▶ _WORK TO BE COMPLETED_
Copy each line of the entries that contains the word "mMRC".

▶ _DATA LINES_
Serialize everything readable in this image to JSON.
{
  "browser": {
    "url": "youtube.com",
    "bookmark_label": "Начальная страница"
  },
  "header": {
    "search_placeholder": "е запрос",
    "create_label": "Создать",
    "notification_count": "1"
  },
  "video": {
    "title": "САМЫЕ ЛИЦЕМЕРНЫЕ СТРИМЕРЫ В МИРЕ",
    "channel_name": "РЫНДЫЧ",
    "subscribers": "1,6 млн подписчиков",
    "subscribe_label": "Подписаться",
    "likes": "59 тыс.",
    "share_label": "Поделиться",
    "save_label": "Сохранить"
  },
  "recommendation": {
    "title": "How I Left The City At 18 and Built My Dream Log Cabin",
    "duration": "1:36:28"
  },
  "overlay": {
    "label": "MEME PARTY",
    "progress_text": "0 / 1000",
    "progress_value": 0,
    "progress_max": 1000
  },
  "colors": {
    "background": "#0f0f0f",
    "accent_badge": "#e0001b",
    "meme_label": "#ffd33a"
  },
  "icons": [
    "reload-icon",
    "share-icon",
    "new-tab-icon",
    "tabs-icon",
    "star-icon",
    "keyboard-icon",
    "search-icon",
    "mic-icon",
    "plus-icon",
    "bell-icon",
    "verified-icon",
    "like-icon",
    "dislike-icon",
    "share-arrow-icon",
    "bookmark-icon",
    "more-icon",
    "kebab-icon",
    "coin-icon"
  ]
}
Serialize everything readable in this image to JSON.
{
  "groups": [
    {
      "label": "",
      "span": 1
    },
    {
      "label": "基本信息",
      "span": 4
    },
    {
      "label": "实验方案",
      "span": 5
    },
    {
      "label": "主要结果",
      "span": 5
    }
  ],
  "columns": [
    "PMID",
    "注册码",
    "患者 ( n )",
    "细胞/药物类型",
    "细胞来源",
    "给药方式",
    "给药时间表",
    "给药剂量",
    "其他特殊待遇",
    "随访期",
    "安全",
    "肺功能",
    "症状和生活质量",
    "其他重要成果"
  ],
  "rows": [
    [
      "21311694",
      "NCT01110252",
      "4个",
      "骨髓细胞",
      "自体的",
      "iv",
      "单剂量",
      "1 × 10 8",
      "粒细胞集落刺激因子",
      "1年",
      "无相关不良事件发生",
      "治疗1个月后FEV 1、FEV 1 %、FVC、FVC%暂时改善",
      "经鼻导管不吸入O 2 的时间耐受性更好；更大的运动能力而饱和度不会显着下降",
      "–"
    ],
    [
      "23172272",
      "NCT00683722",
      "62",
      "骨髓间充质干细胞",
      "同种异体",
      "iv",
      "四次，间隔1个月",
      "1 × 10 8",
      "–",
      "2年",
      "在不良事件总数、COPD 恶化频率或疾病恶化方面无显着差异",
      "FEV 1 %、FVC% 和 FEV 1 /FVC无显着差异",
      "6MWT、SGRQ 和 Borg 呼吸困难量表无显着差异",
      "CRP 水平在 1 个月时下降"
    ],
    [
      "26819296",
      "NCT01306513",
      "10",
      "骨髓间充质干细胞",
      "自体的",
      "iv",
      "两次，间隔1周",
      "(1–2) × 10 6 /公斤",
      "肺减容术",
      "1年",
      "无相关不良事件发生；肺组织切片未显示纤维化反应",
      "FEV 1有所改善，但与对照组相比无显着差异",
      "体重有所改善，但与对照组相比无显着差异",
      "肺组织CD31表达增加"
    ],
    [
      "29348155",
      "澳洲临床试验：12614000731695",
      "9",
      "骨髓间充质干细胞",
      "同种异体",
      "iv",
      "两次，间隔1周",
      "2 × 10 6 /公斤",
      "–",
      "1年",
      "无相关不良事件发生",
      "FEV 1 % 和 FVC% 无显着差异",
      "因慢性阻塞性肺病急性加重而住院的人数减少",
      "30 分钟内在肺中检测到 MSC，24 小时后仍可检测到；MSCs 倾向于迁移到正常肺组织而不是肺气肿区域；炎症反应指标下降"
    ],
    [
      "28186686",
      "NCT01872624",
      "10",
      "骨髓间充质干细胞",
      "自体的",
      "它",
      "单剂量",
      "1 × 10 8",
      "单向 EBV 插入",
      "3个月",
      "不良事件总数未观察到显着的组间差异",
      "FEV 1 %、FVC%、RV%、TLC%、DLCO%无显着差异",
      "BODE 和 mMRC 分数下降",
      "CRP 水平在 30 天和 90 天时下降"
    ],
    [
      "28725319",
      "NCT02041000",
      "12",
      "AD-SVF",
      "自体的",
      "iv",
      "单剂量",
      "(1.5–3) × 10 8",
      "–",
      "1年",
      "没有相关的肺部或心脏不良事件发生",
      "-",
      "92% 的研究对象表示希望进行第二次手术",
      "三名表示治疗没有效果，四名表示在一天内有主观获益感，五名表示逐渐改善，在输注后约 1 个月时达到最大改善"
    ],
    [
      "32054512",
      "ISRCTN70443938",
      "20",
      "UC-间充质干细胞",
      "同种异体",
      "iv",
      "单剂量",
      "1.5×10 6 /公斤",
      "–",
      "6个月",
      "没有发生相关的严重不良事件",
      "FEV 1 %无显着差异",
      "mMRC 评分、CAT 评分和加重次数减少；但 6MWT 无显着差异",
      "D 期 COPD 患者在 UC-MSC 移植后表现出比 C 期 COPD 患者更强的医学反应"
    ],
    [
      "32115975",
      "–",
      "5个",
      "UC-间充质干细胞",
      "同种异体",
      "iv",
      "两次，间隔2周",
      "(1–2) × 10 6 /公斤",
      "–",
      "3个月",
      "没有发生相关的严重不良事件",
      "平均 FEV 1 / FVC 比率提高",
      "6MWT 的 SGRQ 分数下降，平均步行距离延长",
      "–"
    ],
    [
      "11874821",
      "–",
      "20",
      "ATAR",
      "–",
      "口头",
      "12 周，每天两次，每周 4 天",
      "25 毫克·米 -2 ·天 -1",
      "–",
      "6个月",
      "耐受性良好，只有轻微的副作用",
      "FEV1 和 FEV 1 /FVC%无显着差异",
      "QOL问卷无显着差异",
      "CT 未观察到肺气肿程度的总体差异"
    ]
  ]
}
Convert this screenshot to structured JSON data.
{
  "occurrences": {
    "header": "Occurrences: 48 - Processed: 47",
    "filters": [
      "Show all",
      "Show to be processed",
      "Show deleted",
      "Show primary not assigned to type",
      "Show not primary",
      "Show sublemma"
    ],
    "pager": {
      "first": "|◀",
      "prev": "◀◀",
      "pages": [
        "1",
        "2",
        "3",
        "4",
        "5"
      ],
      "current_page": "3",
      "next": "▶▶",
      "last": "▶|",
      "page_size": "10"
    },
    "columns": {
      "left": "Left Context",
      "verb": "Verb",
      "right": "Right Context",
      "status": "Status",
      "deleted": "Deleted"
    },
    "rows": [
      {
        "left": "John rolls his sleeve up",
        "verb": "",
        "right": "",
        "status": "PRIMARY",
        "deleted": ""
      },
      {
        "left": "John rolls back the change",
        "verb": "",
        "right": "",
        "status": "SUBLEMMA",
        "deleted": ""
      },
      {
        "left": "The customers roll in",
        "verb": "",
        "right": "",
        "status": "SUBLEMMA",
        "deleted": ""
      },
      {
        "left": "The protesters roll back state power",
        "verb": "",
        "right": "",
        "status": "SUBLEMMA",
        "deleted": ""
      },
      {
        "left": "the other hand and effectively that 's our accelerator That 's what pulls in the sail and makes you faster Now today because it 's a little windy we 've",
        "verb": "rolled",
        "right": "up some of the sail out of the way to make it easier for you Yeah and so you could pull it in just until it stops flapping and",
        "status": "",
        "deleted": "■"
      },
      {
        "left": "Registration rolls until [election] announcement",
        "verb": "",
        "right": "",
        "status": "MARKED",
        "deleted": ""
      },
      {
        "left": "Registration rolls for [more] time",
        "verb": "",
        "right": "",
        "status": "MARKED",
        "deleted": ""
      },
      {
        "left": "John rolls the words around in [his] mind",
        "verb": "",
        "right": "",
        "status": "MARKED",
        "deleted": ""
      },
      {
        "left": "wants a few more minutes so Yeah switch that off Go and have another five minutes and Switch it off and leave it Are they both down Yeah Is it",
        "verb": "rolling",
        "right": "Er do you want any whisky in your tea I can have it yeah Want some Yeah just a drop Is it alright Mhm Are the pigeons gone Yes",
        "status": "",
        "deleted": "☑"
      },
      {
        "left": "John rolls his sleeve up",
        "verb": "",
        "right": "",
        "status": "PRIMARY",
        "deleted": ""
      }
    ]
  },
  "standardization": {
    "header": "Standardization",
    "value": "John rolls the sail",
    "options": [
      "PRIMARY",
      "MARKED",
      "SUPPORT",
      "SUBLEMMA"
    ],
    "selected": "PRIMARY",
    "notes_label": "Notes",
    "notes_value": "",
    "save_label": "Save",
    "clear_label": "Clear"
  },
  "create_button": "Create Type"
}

▶ _ANSWER_
      "BODE 和 mMRC 分数下降",
      "mMRC 评分、CAT 评分和加重次数减少；但 6MWT 无显着差异",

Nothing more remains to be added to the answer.